- WORKING DATA
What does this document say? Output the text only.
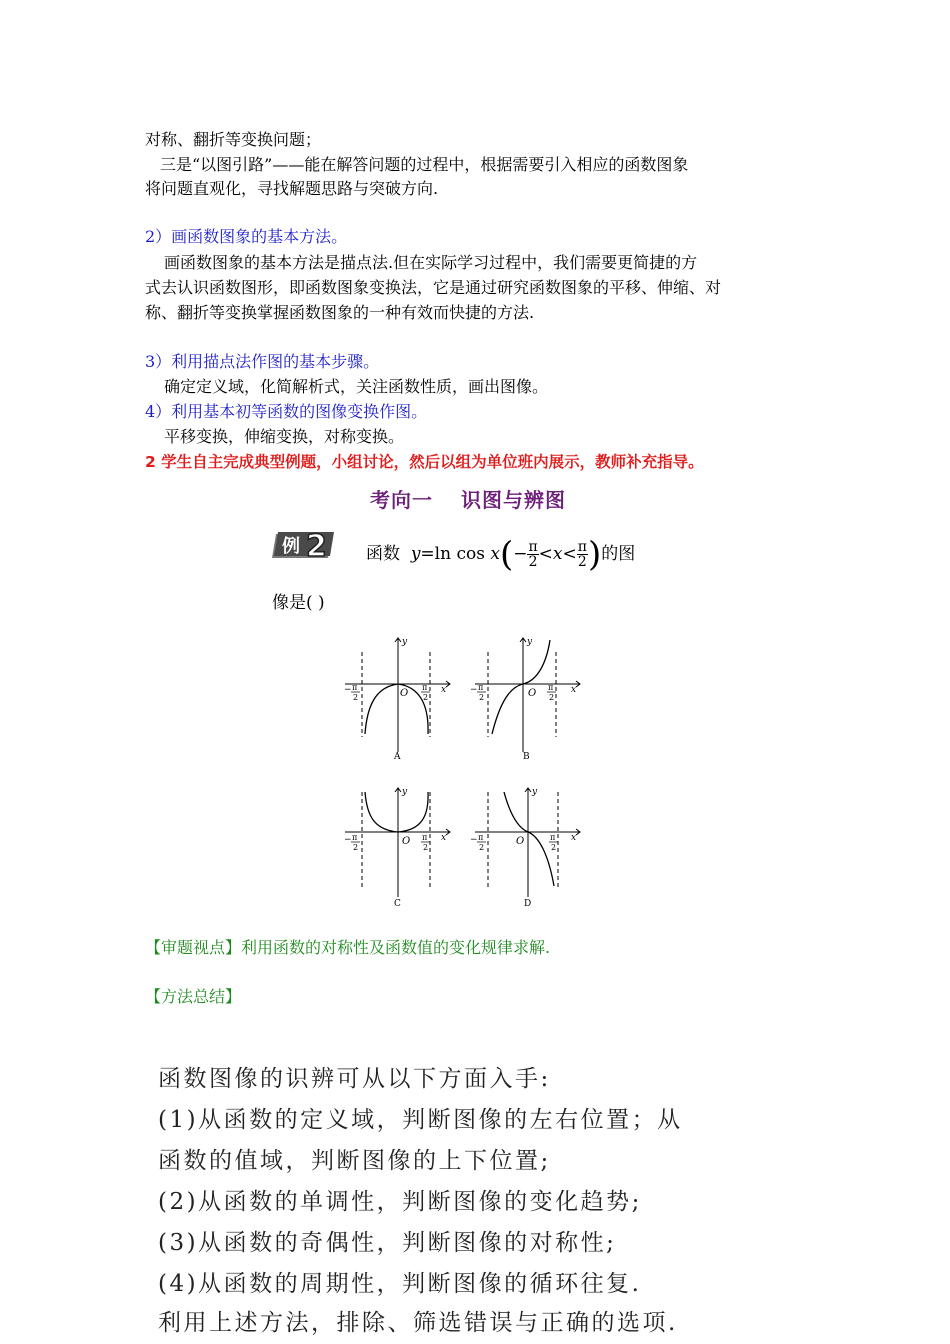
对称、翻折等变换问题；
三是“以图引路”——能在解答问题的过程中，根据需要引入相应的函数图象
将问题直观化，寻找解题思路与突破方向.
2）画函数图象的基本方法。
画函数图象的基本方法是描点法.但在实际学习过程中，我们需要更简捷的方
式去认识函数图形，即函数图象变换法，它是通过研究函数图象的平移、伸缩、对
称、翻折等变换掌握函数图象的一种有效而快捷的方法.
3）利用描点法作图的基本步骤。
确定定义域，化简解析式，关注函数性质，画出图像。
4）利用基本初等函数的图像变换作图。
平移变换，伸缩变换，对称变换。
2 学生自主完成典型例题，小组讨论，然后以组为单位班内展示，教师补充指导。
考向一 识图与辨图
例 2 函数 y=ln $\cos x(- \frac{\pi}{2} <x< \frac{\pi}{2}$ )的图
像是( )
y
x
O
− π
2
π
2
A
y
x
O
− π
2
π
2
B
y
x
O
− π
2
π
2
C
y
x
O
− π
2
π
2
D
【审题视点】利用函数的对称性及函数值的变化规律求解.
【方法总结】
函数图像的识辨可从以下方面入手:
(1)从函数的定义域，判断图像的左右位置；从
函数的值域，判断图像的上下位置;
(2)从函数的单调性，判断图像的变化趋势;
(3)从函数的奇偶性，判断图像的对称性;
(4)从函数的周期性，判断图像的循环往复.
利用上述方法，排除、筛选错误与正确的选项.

- BRIEF
Without including any pictures, print all of the material exactly as given.

- EXERCISE OUTPUT
What does this document say? Output the text only.
对称、翻折等变换问题；
三是“以图引路”——能在解答问题的过程中，根据需要引入相应的函数图象
将问题直观化，寻找解题思路与突破方向.
2）画函数图象的基本方法。
画函数图象的基本方法是描点法.但在实际学习过程中，我们需要更简捷的方
式去认识函数图形，即函数图象变换法，它是通过研究函数图象的平移、伸缩、对
称、翻折等变换掌握函数图象的一种有效而快捷的方法.
3）利用描点法作图的基本步骤。
确定定义域，化简解析式，关注函数性质，画出图像。
4）利用基本初等函数的图像变换作图。
平移变换，伸缩变换，对称变换。
2 学生自主完成典型例题，小组讨论，然后以组为单位班内展示，教师补充指导。
考向一 识图与辨图
例 2 函数 y=ln $\cos x(- \frac{\pi}{2} <x< \frac{\pi}{2}$ )的图
像是( )
y
x
O
− π
2
π
2
A
y
x
O
− π
2
π
2
B
y
x
O
− π
2
π
2
C
y
x
O
− π
2
π
2
D
【审题视点】利用函数的对称性及函数值的变化规律求解.
【方法总结】
函数图像的识辨可从以下方面入手:
(1)从函数的定义域，判断图像的左右位置；从
函数的值域，判断图像的上下位置;
(2)从函数的单调性，判断图像的变化趋势;
(3)从函数的奇偶性，判断图像的对称性;
(4)从函数的周期性，判断图像的循环往复.
利用上述方法，排除、筛选错误与正确的选项.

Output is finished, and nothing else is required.